Reply with nothing except the number of lines that contain the word "Refuse".
————————
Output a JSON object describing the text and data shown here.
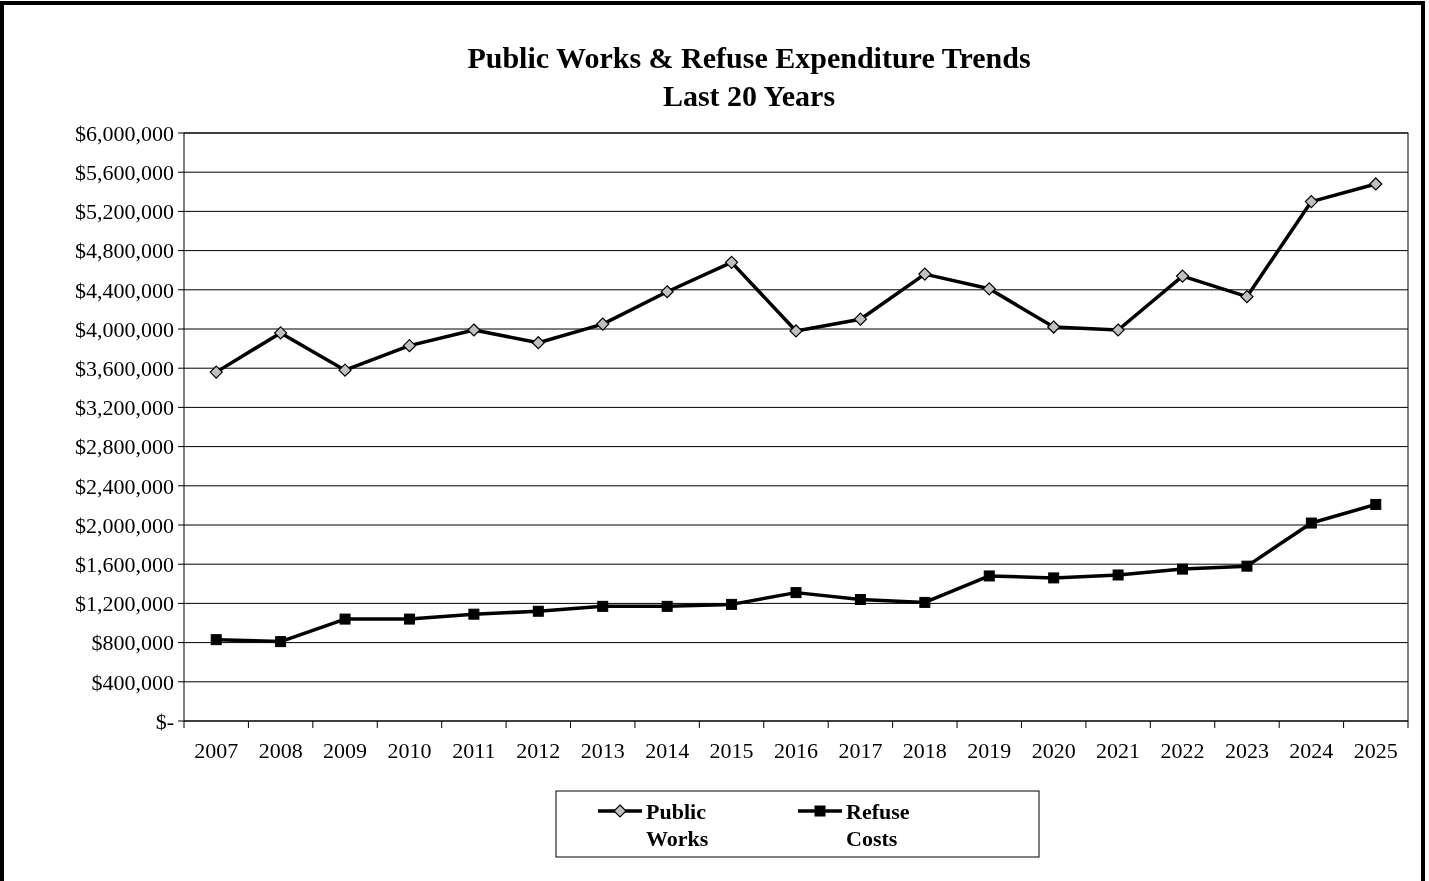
{
  "chart_data": {
    "type": "line",
    "title": "Public Works & Refuse Expenditure Trends",
    "subtitle": "Last 20 Years",
    "categories": [
      "2007",
      "2008",
      "2009",
      "2010",
      "2011",
      "2012",
      "2013",
      "2014",
      "2015",
      "2016",
      "2017",
      "2018",
      "2019",
      "2020",
      "2021",
      "2022",
      "2023",
      "2024",
      "2025"
    ],
    "series": [
      {
        "name": "Public Works",
        "color": "#000000",
        "marker": "diamond",
        "values": [
          3560000,
          3960000,
          3580000,
          3830000,
          3990000,
          3860000,
          4050000,
          4380000,
          4680000,
          3980000,
          4100000,
          4560000,
          4410000,
          4020000,
          3990000,
          4540000,
          4330000,
          5300000,
          5480000
        ]
      },
      {
        "name": "Refuse Costs",
        "color": "#000000",
        "marker": "square",
        "values": [
          830000,
          810000,
          1040000,
          1040000,
          1090000,
          1120000,
          1170000,
          1170000,
          1190000,
          1310000,
          1240000,
          1210000,
          1480000,
          1460000,
          1490000,
          1550000,
          1580000,
          2020000,
          2210000
        ]
      }
    ],
    "ylim": [
      0,
      6000000
    ],
    "yticks": [
      {
        "value": 0,
        "label": "$-"
      },
      {
        "value": 400000,
        "label": "$400,000"
      },
      {
        "value": 800000,
        "label": "$800,000"
      },
      {
        "value": 1200000,
        "label": "$1,200,000"
      },
      {
        "value": 1600000,
        "label": "$1,600,000"
      },
      {
        "value": 2000000,
        "label": "$2,000,000"
      },
      {
        "value": 2400000,
        "label": "$2,400,000"
      },
      {
        "value": 2800000,
        "label": "$2,800,000"
      },
      {
        "value": 3200000,
        "label": "$3,200,000"
      },
      {
        "value": 3600000,
        "label": "$3,600,000"
      },
      {
        "value": 4000000,
        "label": "$4,000,000"
      },
      {
        "value": 4400000,
        "label": "$4,400,000"
      },
      {
        "value": 4800000,
        "label": "$4,800,000"
      },
      {
        "value": 5200000,
        "label": "$5,200,000"
      },
      {
        "value": 5600000,
        "label": "$5,600,000"
      },
      {
        "value": 6000000,
        "label": "$6,000,000"
      }
    ],
    "grid": "y",
    "legend": "bottom",
    "line_style": "solid"
  }
}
————————
=== IN RESPONSE ===
2